___ Given entries
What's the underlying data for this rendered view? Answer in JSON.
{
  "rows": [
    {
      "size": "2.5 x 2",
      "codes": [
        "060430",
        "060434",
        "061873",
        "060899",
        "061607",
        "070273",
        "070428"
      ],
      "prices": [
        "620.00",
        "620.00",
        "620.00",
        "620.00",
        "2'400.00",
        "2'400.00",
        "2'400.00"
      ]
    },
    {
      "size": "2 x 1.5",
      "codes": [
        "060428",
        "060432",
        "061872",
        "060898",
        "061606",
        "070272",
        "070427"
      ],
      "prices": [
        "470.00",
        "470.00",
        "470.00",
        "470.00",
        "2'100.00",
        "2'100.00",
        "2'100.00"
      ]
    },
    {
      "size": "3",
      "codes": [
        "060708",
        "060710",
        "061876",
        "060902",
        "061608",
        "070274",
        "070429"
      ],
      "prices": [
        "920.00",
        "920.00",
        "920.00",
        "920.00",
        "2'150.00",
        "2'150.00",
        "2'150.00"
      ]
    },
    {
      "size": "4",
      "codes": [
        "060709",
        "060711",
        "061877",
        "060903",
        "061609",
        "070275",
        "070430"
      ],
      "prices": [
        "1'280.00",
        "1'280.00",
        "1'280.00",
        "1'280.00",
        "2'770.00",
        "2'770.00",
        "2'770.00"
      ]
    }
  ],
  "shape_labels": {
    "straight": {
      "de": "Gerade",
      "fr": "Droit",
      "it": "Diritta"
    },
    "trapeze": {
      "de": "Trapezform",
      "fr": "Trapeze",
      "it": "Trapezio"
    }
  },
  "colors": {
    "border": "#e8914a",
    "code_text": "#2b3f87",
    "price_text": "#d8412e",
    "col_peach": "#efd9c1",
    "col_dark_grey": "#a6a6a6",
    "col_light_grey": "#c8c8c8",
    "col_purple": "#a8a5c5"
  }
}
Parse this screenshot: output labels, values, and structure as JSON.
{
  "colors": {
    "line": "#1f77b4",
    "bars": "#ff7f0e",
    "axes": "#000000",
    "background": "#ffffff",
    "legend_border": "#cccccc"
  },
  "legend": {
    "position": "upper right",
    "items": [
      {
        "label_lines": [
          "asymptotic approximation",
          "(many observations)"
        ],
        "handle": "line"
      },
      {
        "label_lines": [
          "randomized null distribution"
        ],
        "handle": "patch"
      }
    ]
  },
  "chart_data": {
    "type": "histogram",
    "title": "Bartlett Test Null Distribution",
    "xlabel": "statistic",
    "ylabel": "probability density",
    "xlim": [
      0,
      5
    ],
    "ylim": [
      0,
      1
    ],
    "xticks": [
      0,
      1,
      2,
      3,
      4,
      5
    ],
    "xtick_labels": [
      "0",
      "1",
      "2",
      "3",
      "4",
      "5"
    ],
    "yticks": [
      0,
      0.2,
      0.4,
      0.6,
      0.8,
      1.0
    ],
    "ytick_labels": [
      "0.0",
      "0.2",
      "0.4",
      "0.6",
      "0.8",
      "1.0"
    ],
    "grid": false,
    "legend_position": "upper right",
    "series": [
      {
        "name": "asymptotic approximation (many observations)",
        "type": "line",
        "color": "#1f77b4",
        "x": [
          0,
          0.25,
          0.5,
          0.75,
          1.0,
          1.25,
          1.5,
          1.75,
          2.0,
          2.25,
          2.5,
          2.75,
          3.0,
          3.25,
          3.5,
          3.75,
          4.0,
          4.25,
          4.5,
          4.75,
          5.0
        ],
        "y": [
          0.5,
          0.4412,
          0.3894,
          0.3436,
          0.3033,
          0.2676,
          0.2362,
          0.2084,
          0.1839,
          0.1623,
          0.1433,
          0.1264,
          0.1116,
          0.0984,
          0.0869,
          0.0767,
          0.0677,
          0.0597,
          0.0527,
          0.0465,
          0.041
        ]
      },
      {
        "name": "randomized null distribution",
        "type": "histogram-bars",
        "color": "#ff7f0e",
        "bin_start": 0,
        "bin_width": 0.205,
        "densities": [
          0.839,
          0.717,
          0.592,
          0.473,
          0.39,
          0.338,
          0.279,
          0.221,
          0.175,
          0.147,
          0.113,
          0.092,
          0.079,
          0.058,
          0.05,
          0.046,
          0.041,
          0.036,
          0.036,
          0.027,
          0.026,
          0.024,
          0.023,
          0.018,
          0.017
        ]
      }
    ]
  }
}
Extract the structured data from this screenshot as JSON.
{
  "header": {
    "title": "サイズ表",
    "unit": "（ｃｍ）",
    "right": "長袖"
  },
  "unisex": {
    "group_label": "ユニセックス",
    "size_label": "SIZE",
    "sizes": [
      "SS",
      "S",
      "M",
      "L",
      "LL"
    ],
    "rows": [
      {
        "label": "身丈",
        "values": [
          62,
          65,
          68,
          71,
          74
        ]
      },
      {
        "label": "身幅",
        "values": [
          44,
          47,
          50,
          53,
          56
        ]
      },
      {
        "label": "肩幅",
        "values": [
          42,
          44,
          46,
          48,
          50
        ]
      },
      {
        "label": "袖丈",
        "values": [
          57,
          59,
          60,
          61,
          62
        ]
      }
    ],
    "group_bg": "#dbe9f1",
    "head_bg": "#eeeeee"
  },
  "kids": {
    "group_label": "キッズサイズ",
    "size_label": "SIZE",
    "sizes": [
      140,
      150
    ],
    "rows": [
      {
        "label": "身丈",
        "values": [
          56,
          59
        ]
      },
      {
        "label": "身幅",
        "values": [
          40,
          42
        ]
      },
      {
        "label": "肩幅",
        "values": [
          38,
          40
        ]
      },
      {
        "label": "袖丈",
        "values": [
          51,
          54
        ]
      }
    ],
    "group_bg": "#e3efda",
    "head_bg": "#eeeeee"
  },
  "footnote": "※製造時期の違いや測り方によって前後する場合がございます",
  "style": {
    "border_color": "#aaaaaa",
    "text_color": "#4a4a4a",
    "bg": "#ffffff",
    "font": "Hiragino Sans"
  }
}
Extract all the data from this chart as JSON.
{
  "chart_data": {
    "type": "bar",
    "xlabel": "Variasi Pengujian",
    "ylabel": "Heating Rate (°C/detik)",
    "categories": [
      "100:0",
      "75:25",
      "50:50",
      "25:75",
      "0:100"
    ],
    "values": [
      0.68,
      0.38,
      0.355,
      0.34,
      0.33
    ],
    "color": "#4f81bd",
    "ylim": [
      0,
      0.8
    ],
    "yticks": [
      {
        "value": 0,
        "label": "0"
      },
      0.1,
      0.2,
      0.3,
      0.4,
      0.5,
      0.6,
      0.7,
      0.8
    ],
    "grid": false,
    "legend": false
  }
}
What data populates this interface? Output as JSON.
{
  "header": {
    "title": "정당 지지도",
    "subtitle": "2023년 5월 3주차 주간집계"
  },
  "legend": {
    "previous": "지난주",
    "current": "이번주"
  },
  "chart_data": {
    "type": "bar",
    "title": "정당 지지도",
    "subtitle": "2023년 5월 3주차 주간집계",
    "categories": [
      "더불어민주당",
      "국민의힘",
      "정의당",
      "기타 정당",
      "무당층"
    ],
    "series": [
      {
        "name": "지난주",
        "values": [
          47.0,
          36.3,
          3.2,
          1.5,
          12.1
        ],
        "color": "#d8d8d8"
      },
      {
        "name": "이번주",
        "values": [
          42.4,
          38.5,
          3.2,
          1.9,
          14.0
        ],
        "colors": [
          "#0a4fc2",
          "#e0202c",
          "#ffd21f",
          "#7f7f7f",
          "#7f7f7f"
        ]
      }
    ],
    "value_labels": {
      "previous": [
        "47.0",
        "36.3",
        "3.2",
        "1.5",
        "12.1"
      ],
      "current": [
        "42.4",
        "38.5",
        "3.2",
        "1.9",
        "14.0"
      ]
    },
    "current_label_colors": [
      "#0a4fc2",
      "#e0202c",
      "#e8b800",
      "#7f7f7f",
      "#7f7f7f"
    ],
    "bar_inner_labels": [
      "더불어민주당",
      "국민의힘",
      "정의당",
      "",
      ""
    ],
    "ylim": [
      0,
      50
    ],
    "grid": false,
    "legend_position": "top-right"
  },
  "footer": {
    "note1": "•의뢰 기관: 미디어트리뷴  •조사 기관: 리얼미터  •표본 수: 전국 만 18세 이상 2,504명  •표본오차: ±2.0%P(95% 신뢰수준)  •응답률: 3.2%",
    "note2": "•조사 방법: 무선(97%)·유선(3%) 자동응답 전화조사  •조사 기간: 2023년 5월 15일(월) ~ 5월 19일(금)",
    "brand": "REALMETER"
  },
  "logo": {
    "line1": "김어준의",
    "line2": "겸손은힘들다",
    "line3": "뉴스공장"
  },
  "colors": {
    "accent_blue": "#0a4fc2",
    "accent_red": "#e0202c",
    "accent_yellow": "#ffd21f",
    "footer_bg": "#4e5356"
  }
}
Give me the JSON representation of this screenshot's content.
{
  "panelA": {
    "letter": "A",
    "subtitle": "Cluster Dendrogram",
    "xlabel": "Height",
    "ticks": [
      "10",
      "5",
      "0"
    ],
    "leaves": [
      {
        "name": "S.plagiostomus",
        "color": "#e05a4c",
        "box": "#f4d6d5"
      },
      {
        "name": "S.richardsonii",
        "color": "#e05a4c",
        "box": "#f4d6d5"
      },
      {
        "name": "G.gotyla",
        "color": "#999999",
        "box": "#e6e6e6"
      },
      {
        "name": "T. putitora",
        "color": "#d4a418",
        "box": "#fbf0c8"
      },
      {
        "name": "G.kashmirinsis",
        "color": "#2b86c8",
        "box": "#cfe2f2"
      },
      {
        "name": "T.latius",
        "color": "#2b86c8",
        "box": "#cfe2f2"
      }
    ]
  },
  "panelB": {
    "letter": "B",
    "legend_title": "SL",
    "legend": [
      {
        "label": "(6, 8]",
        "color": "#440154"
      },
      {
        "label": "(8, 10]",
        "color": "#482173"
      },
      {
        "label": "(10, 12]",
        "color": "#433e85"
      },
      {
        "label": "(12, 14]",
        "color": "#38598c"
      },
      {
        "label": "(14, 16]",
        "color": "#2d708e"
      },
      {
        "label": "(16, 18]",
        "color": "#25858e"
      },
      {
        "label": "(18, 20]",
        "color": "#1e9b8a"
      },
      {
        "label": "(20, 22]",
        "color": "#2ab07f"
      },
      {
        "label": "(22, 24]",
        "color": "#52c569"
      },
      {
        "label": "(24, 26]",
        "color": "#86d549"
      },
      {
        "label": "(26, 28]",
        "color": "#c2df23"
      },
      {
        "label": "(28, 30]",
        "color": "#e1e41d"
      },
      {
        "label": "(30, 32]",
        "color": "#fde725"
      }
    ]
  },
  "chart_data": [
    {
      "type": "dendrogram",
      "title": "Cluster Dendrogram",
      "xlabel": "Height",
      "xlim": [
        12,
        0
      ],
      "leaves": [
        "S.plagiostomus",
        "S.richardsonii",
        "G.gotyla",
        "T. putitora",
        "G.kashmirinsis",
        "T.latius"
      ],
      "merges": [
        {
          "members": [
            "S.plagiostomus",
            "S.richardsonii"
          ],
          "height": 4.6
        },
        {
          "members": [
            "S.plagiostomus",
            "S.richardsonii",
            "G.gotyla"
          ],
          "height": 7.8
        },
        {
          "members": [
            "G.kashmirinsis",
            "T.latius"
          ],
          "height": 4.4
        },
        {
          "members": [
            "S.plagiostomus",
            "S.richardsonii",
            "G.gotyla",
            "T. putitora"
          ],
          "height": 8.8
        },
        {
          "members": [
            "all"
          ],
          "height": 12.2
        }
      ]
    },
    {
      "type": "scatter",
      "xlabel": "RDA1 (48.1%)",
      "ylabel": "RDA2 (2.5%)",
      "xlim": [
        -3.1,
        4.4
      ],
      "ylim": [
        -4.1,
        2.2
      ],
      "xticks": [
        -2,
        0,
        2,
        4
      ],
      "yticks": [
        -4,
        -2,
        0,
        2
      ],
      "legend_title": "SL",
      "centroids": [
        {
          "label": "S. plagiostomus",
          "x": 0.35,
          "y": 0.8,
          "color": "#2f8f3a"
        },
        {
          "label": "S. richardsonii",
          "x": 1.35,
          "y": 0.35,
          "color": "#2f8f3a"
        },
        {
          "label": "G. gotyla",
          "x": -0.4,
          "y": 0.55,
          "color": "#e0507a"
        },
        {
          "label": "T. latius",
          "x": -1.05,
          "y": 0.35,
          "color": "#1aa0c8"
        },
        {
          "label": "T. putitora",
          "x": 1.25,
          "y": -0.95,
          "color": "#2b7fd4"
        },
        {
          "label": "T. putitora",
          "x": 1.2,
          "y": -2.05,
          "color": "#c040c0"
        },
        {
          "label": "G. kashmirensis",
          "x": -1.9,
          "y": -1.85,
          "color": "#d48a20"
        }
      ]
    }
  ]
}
______
Exercise aim: Search the records above for "asymptotic". Copy each line where it is found.

The result:
          "asymptotic approximation",
        "name": "asymptotic approximation (many observations)",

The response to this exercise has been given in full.